* **DATASET CONTENT**:
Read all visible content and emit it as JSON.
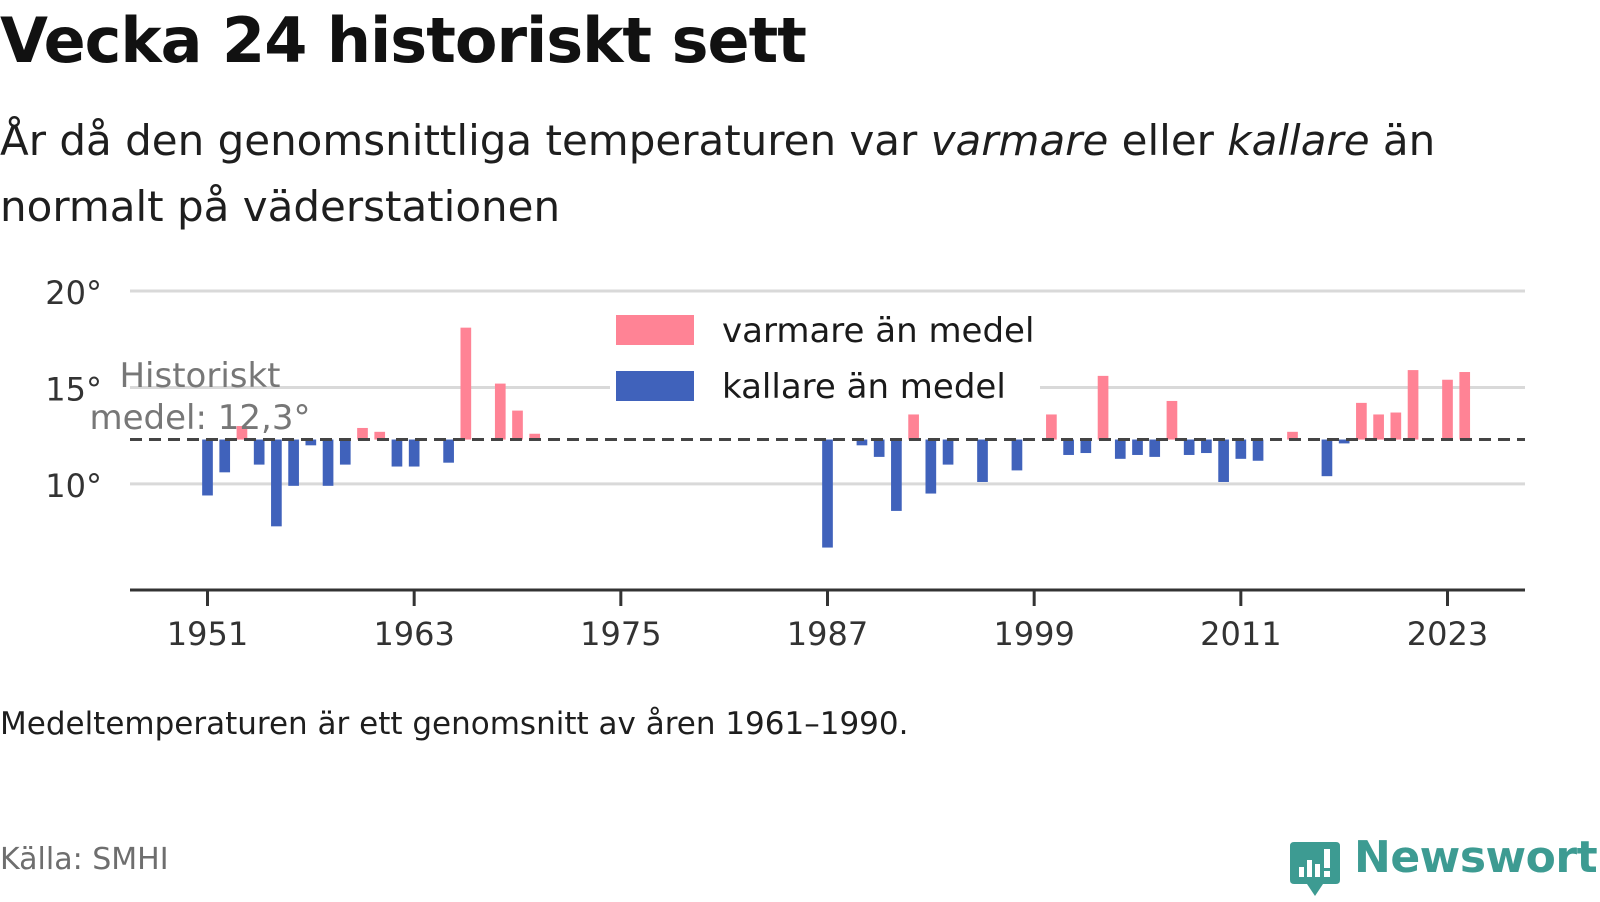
{
  "title": "Vecka 24 historiskt sett",
  "subtitle": {
    "part1": "År då den genomsnittliga temperaturen var ",
    "warm_word": "varmare",
    "part2": " eller ",
    "cold_word": "kallare",
    "part3": " än normalt på väderstationen"
  },
  "note": "Medeltemperaturen är ett genomsnitt av åren 1961–1990.",
  "source": "Källa: SMHI",
  "brand": "Newsworthy",
  "colors": {
    "warm": "#ff8395",
    "cold": "#4062bb",
    "grid": "#d9d9d9",
    "axis": "#333333",
    "reference": "#444444",
    "brand": "#3d9b92"
  },
  "chart_data": {
    "type": "bar",
    "baseline": 12.3,
    "baseline_label": [
      "Historiskt",
      "medel: 12,3°"
    ],
    "ylim": [
      4.5,
      20
    ],
    "yticks": [
      10,
      15,
      20
    ],
    "ytick_labels": [
      "10°",
      "15°",
      "20°"
    ],
    "xlim": [
      1946.5,
      2027.5
    ],
    "xticks": [
      1951,
      1963,
      1975,
      1987,
      1999,
      2011,
      2023
    ],
    "xtick_labels": [
      "1951",
      "1963",
      "1975",
      "1987",
      "1999",
      "2011",
      "2023"
    ],
    "legend": [
      {
        "key": "warm",
        "label": "varmare än medel"
      },
      {
        "key": "cold",
        "label": "kallare än medel"
      }
    ],
    "legend_position": "top-center",
    "series": [
      {
        "year": 1951,
        "value": 9.4
      },
      {
        "year": 1952,
        "value": 10.6
      },
      {
        "year": 1953,
        "value": 13.0
      },
      {
        "year": 1954,
        "value": 11.0
      },
      {
        "year": 1955,
        "value": 7.8
      },
      {
        "year": 1956,
        "value": 9.9
      },
      {
        "year": 1957,
        "value": 12.0
      },
      {
        "year": 1958,
        "value": 9.9
      },
      {
        "year": 1959,
        "value": 11.0
      },
      {
        "year": 1960,
        "value": 12.9
      },
      {
        "year": 1961,
        "value": 12.7
      },
      {
        "year": 1962,
        "value": 10.9
      },
      {
        "year": 1963,
        "value": 10.9
      },
      {
        "year": 1965,
        "value": 11.1
      },
      {
        "year": 1966,
        "value": 18.1
      },
      {
        "year": 1968,
        "value": 15.2
      },
      {
        "year": 1969,
        "value": 13.8
      },
      {
        "year": 1970,
        "value": 12.6
      },
      {
        "year": 1987,
        "value": 6.7
      },
      {
        "year": 1989,
        "value": 12.0
      },
      {
        "year": 1990,
        "value": 11.4
      },
      {
        "year": 1991,
        "value": 8.6
      },
      {
        "year": 1992,
        "value": 13.6
      },
      {
        "year": 1993,
        "value": 9.5
      },
      {
        "year": 1994,
        "value": 11.0
      },
      {
        "year": 1996,
        "value": 10.1
      },
      {
        "year": 1998,
        "value": 10.7
      },
      {
        "year": 2000,
        "value": 13.6
      },
      {
        "year": 2001,
        "value": 11.5
      },
      {
        "year": 2002,
        "value": 11.6
      },
      {
        "year": 2003,
        "value": 15.6
      },
      {
        "year": 2004,
        "value": 11.3
      },
      {
        "year": 2005,
        "value": 11.5
      },
      {
        "year": 2006,
        "value": 11.4
      },
      {
        "year": 2007,
        "value": 14.3
      },
      {
        "year": 2008,
        "value": 11.5
      },
      {
        "year": 2009,
        "value": 11.6
      },
      {
        "year": 2010,
        "value": 10.1
      },
      {
        "year": 2011,
        "value": 11.3
      },
      {
        "year": 2012,
        "value": 11.2
      },
      {
        "year": 2014,
        "value": 12.7
      },
      {
        "year": 2016,
        "value": 10.4
      },
      {
        "year": 2017,
        "value": 12.1
      },
      {
        "year": 2018,
        "value": 14.2
      },
      {
        "year": 2019,
        "value": 13.6
      },
      {
        "year": 2020,
        "value": 13.7
      },
      {
        "year": 2021,
        "value": 15.9
      },
      {
        "year": 2023,
        "value": 15.4
      },
      {
        "year": 2024,
        "value": 15.8
      }
    ]
  }
}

* **TASK INSTRUCTIONS**: Scan the material above for the string "kallare". Return each line where it occurs.

* **RESULT BELOW**:
    "cold_word": "kallare",
        "label": "kallare än medel"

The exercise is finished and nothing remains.